[TASK MATERIAL start]

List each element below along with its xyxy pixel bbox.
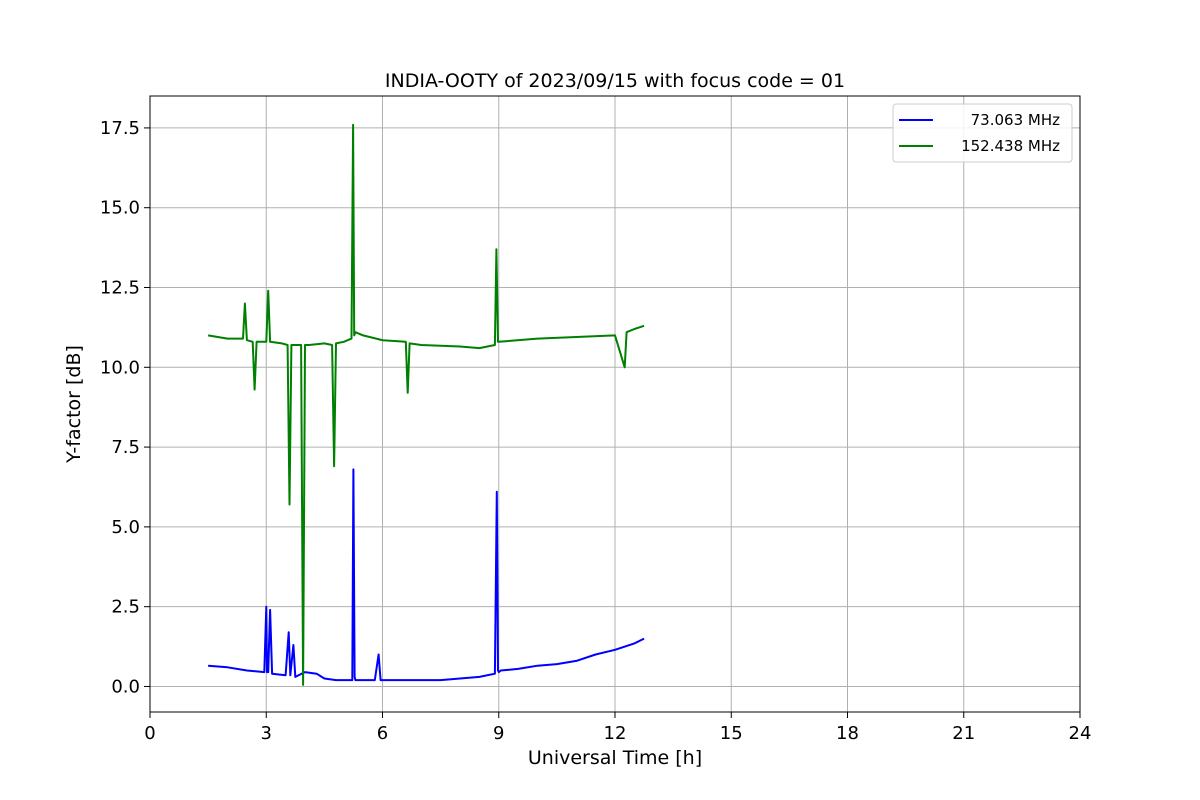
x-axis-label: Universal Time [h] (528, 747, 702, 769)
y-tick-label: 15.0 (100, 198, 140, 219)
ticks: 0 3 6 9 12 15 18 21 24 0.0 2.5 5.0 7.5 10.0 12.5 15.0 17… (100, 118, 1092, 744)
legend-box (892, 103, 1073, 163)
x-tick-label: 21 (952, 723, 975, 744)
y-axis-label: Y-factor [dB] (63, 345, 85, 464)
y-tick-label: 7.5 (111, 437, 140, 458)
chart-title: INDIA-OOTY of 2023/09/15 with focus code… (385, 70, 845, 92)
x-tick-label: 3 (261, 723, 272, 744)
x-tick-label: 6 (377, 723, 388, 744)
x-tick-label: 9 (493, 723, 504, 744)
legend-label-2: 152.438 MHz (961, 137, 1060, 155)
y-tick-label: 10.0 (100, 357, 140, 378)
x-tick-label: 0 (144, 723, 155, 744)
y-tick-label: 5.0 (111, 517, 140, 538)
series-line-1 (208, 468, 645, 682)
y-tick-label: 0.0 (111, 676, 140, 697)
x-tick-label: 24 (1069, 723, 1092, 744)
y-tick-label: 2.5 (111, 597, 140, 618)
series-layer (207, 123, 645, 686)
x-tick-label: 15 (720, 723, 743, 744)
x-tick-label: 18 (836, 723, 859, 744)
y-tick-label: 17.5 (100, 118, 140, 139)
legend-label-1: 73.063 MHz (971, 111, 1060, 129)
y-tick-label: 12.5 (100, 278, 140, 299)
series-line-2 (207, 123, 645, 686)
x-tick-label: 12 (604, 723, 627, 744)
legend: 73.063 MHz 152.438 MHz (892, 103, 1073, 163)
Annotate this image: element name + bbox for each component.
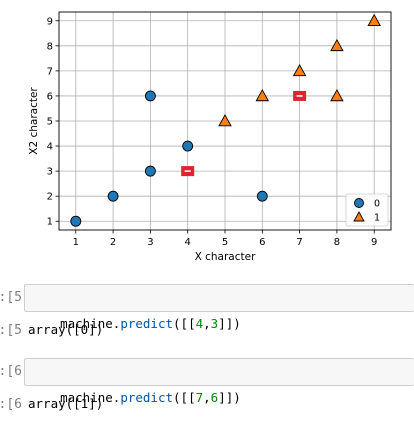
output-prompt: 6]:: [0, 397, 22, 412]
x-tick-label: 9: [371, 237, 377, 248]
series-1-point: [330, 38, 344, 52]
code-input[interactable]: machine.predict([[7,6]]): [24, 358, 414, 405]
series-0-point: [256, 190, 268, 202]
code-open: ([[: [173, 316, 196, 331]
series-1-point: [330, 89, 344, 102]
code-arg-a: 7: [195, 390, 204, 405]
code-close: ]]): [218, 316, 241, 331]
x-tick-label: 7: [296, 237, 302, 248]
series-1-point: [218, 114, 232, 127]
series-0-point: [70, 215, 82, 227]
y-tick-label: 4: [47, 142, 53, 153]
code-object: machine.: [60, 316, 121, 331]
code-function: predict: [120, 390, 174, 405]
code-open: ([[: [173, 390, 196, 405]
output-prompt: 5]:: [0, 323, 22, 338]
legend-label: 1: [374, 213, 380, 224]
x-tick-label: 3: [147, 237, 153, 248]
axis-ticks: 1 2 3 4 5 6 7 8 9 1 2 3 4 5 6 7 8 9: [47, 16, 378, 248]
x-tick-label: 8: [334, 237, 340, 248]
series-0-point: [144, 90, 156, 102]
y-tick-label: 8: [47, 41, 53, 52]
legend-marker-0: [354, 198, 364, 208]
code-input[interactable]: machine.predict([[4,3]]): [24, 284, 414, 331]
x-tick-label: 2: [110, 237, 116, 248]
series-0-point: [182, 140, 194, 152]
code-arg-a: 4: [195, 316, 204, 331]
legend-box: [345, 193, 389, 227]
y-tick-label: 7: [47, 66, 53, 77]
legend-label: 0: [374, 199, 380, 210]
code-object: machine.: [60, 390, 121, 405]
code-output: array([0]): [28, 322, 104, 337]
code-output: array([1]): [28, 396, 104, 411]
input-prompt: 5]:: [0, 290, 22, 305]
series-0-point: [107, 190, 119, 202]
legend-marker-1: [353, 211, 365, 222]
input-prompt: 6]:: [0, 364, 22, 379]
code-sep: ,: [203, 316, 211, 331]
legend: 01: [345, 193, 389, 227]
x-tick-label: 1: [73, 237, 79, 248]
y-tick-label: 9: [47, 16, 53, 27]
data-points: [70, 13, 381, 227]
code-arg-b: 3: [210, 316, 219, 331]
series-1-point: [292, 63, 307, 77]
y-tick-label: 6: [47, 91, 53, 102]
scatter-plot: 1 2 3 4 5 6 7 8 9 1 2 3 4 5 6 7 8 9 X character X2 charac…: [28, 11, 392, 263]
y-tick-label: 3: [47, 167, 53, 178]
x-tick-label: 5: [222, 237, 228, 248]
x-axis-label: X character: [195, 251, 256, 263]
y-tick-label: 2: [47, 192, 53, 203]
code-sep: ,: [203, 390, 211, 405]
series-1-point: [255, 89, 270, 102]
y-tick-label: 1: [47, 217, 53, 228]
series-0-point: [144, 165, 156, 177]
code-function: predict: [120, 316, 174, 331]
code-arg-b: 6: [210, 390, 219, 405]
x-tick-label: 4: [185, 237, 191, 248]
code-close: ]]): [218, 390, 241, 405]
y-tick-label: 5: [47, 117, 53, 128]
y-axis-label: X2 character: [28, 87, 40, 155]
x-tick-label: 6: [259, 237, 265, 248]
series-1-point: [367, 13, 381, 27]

[TASK MATERIAL end]
[TASK MATERIAL start]

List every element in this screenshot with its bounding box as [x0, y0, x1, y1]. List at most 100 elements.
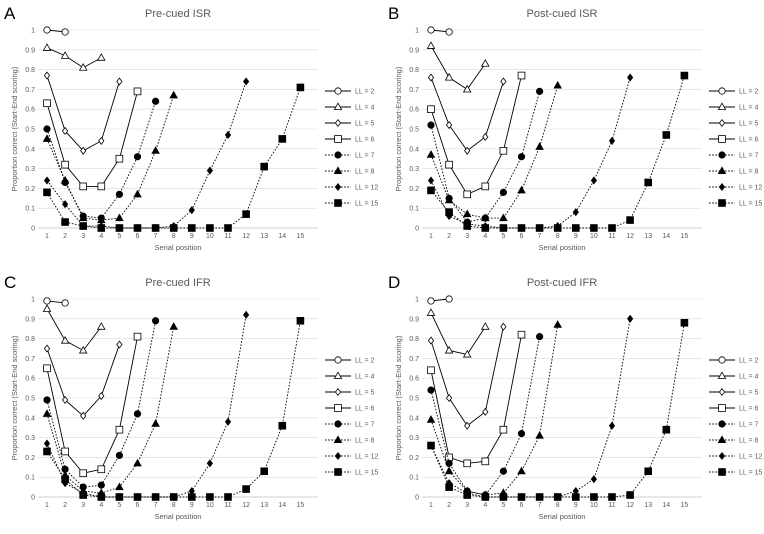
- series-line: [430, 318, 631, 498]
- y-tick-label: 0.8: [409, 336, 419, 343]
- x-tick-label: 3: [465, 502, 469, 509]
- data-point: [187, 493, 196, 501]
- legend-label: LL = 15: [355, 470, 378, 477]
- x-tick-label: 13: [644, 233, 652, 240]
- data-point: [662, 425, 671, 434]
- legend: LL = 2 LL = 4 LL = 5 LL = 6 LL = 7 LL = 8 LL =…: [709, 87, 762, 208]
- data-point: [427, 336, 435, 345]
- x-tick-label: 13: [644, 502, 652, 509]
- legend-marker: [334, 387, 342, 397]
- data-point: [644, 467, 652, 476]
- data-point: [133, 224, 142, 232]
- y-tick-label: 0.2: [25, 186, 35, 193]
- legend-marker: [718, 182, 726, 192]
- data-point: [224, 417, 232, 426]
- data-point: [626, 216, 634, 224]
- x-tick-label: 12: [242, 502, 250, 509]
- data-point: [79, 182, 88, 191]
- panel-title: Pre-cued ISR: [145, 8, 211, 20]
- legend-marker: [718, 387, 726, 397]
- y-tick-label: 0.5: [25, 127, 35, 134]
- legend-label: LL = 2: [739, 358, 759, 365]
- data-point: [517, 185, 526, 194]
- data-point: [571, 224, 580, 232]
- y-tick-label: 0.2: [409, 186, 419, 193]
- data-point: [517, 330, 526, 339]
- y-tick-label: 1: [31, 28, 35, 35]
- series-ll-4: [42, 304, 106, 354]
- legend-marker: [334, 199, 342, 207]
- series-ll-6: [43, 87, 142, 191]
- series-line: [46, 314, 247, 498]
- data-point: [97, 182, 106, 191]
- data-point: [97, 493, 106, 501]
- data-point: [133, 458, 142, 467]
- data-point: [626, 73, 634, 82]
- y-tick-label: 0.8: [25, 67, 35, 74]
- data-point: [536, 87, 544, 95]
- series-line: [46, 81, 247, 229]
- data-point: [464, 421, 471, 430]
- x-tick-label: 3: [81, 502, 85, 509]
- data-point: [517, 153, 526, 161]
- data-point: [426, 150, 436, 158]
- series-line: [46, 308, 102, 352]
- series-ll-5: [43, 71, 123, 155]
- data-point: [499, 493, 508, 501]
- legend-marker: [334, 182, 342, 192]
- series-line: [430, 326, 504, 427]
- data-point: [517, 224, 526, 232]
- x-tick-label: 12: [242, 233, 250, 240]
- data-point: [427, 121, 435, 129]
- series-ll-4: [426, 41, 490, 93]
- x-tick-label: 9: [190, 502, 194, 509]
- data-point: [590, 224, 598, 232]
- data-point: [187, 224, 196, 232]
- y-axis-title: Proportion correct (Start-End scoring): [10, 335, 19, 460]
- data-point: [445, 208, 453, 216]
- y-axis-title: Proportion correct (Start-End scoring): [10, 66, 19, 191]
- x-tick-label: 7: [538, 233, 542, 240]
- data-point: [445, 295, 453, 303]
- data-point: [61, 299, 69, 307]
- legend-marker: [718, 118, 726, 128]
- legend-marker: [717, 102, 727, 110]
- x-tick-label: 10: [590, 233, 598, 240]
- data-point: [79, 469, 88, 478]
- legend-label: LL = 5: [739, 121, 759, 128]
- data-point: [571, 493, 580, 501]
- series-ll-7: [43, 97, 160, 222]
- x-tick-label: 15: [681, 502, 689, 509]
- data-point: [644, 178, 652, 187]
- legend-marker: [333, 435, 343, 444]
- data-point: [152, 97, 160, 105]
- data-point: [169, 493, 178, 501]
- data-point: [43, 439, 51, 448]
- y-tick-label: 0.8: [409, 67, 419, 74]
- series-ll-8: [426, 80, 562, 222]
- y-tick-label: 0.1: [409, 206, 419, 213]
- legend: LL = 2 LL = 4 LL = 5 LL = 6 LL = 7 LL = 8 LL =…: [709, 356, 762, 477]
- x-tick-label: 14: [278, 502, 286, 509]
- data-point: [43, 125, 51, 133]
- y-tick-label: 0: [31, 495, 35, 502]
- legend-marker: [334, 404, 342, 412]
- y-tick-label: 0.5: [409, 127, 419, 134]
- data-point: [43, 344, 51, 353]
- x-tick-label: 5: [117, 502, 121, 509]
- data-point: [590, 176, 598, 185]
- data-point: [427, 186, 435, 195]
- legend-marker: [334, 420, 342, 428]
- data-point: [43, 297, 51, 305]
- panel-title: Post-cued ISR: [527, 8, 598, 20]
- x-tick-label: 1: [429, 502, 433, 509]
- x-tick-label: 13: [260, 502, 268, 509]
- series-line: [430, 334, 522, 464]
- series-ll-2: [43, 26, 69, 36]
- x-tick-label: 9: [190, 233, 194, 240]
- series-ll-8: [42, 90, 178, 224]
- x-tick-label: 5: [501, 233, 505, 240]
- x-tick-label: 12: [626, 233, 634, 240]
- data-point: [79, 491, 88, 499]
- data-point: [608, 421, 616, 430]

[TASK MATERIAL end]

EXERCISE PROMPT: Rewrite the entries as a JSON list of strings, starting at the line that contains "x-axis-label: Universal Time" and ending at the line that contains "x-tick-label: 0 (144, 723, 155, 744)", with both of those lines included. Give one string per line and leave out any blank lines.

RESULT FOR THIS EXERCISE:
[
  "x-axis-label: Universal Time [h] (528, 747, 702, 769)",
  "y-tick-label: 15.0 (100, 198, 140, 219)",
  "ticks: 0 3 6 9 12 15 18 21 24 0.0 2.5 5.0 7.5 10.0 12.5 15.0 17… (100, 118, 1092, 744)",
  "legend-box (892, 103, 1073, 163)",
  "x-tick-label: 21 (952, 723, 975, 744)",
  "y-axis-label: Y-factor [dB] (63, 345, 85, 464)",
  "y-tick-label: 7.5 (111, 437, 140, 458)",
  "chart-title: INDIA-OOTY of 2023/09/15 with focus code… (385, 70, 845, 92)",
  "x-tick-label: 3 (261, 723, 272, 744)",
  "x-tick-label: 6 (377, 723, 388, 744)",
  "x-tick-label: 9 (493, 723, 504, 744)",
  "legend-label-2: 152.438 MHz (961, 137, 1060, 155)",
  "y-tick-label: 10.0 (100, 357, 140, 378)",
  "x-tick-label: 0 (144, 723, 155, 744)"
]